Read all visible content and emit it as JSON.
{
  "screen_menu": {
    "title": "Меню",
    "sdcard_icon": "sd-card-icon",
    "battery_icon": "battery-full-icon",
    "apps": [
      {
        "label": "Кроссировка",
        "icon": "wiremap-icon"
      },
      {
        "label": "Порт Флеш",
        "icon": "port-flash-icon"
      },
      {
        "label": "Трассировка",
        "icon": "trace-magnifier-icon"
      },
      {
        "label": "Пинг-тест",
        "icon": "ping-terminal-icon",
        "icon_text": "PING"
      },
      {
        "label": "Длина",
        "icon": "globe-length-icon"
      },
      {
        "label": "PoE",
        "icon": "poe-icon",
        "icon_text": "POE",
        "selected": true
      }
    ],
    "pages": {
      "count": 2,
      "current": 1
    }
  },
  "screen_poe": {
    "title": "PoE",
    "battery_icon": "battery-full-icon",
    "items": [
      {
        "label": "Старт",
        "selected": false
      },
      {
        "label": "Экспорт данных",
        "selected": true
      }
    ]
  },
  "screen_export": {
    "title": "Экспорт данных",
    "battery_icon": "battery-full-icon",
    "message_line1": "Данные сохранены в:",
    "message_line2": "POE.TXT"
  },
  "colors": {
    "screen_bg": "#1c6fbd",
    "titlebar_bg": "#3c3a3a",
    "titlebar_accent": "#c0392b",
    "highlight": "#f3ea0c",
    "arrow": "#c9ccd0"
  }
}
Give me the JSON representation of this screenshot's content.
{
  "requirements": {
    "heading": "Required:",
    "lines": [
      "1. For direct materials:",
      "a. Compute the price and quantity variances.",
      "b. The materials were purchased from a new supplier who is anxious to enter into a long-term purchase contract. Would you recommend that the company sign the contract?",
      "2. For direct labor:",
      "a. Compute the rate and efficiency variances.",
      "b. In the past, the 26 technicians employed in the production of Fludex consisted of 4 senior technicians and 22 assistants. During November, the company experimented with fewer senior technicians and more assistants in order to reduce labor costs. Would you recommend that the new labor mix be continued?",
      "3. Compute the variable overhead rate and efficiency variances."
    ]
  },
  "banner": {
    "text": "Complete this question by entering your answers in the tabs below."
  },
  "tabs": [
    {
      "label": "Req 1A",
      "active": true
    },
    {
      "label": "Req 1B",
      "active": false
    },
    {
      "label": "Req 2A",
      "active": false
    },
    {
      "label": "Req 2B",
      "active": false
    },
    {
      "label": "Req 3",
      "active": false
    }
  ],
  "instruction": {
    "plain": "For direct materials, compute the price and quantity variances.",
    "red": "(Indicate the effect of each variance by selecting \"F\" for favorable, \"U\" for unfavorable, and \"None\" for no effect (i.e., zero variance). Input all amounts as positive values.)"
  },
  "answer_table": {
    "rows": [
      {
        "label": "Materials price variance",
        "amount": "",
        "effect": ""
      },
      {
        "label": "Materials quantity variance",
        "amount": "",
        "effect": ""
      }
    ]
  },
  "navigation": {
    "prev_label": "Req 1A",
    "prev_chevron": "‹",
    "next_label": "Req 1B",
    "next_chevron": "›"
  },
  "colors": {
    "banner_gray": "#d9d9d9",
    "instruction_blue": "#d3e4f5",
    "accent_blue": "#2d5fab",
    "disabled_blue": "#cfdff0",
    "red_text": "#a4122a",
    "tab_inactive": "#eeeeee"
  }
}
————————
### [DESCRIPTION OF THE TASK]
Which lines in the records above contain the string "JSON"? Copy each one.

### [EXPECTED OUTPUT]
Read all visible content and emit it as JSON.
Give me the JSON representation of this screenshot's content.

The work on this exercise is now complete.